_STATED EXERCISE:_
Each line of the listing that contains the word "note" is to be copied.

(Dataset records)
+++

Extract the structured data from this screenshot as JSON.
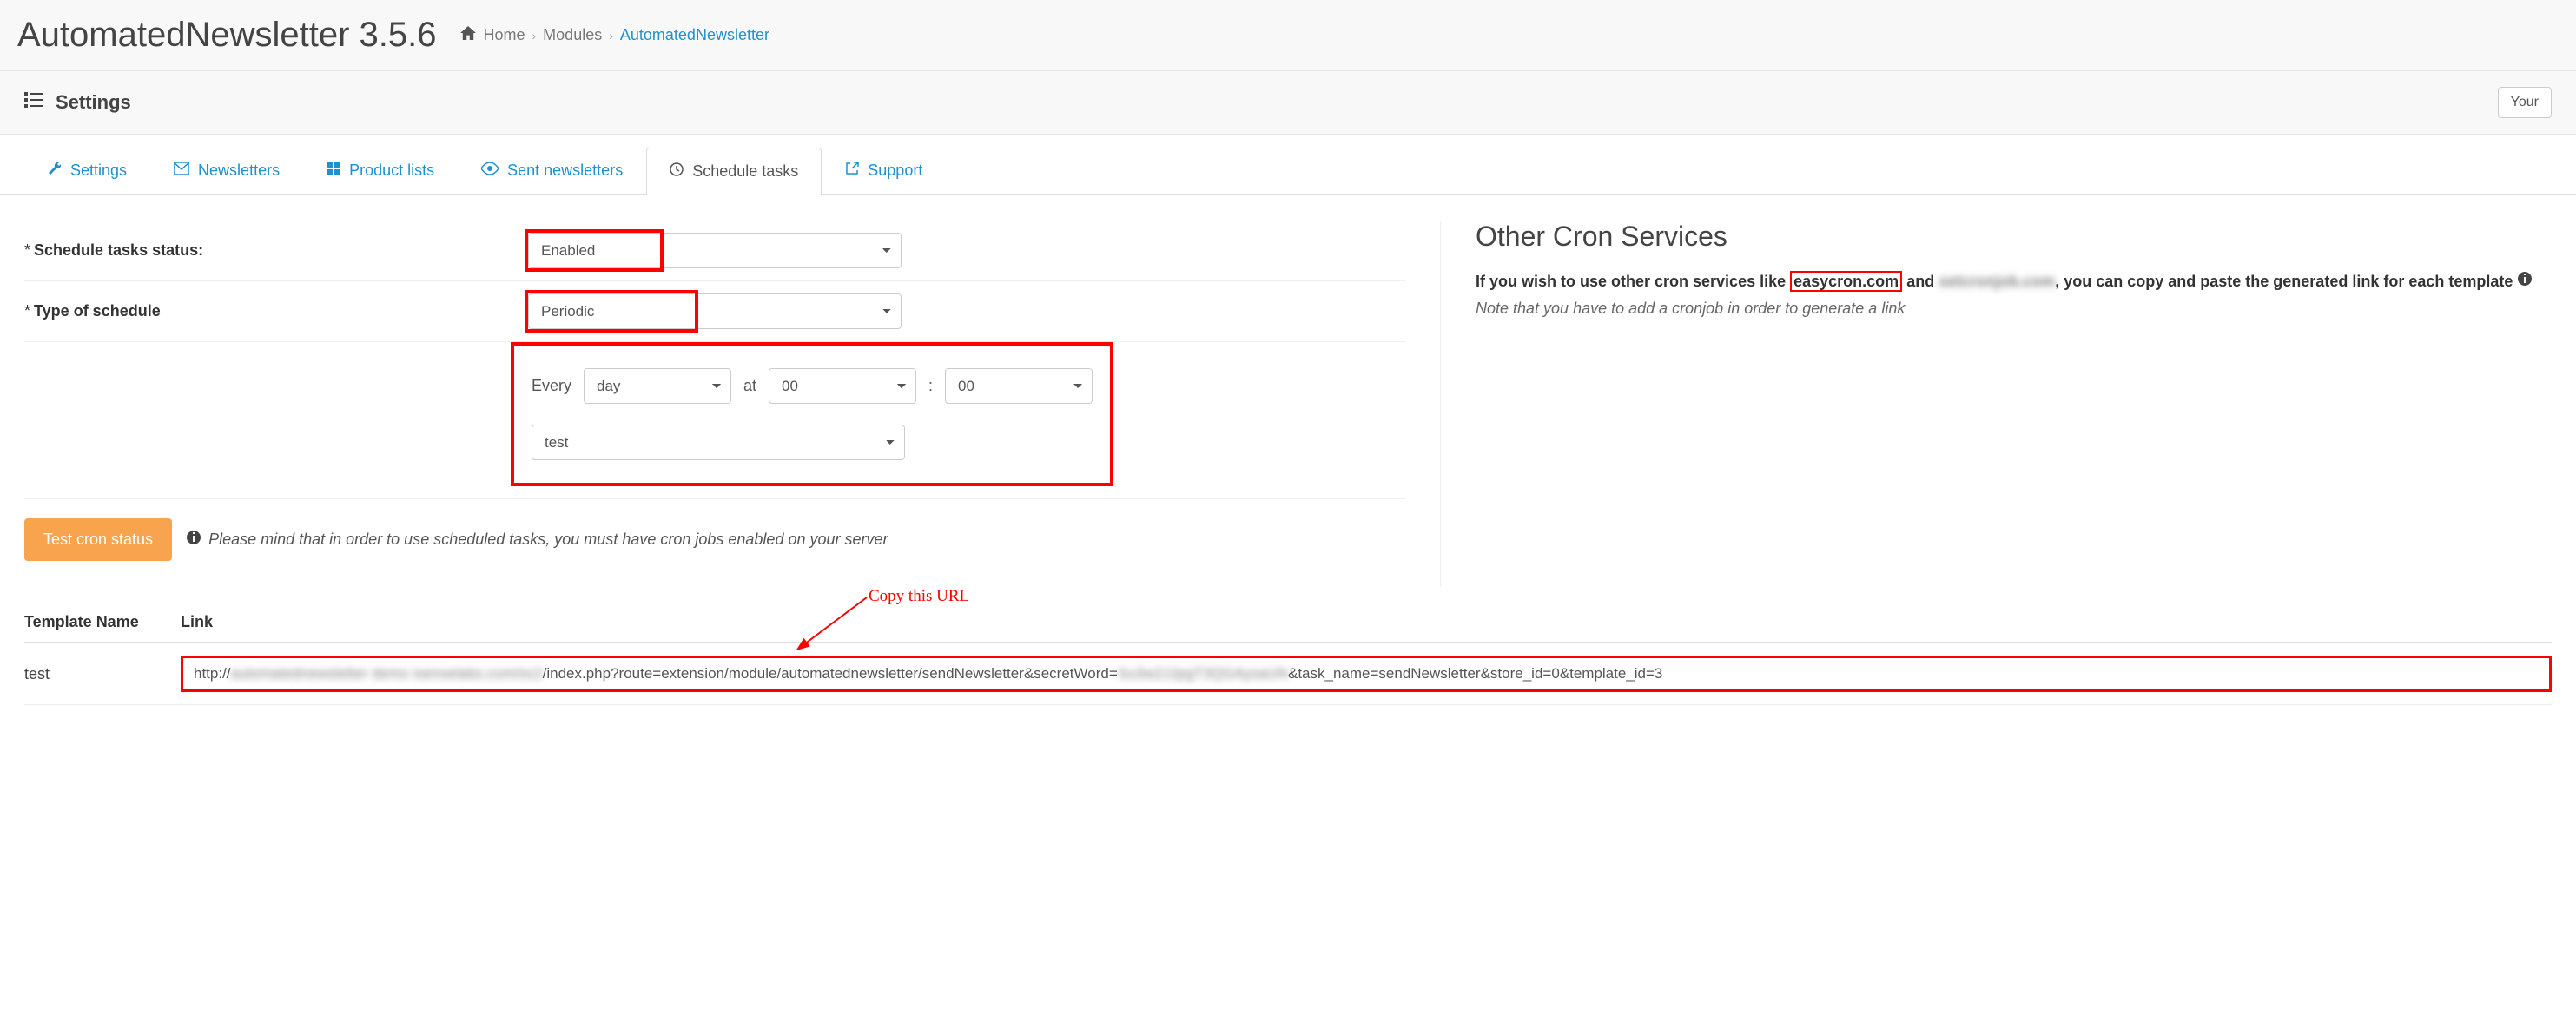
{
  "header": {
    "title": "AutomatedNewsletter 3.5.6",
    "breadcrumb": {
      "home": "Home",
      "modules": "Modules",
      "current": "AutomatedNewsletter"
    }
  },
  "subheader": {
    "title": "Settings",
    "right_label": "Your"
  },
  "tabs": {
    "settings": "Settings",
    "newsletters": "Newsletters",
    "product_lists": "Product lists",
    "sent": "Sent newsletters",
    "schedule": "Schedule tasks",
    "support": "Support"
  },
  "form": {
    "status_label": "Schedule tasks status:",
    "status_value": "Enabled",
    "type_label": "Type of schedule",
    "type_value": "Periodic",
    "every_label": "Every",
    "unit_value": "day",
    "at_label": "at",
    "hour_value": "00",
    "colon": ":",
    "minute_value": "00",
    "template_value": "test"
  },
  "actions": {
    "test_cron": "Test cron status",
    "note": "Please mind that in order to use scheduled tasks, you must have cron jobs enabled on your server"
  },
  "right": {
    "title": "Other Cron Services",
    "text_pre": "If you wish to use other cron services like ",
    "easycron": "easycron.com",
    "text_mid": " and ",
    "blurred": "setcronjob.com",
    "text_post": ", you can copy and paste the generated link for each template ",
    "note": "Note that you have to add a cronjob in order to generate a link"
  },
  "table": {
    "th_name": "Template Name",
    "th_link": "Link",
    "rows": [
      {
        "name": "test",
        "link_prefix": "http://",
        "link_blur1": "automatednewsletter demo isenselabs.com/oc2",
        "link_mid": "/index.php?route=extension/module/automatednewsletter/sendNewsletter&secretWord=",
        "link_blur2": "Su3w2JJpgT3QGAysaUN",
        "link_suffix": "&task_name=sendNewsletter&store_id=0&template_id=3"
      }
    ]
  },
  "annot": {
    "copy": "Copy this URL"
  },
  "icons": {
    "home": "home-icon",
    "list": "list-icon",
    "wrench": "wrench-icon",
    "envelope": "envelope-icon",
    "grid": "grid-icon",
    "eye": "eye-icon",
    "clock": "clock-icon",
    "share": "share-icon",
    "info": "info-icon"
  }
}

+++

_FULL RESPONSE:_
    "note": "Please mind that in order to use scheduled tasks, you must have cron jobs enabled on your server"
    "note": "Note that you have to add a cronjob in order to generate a link"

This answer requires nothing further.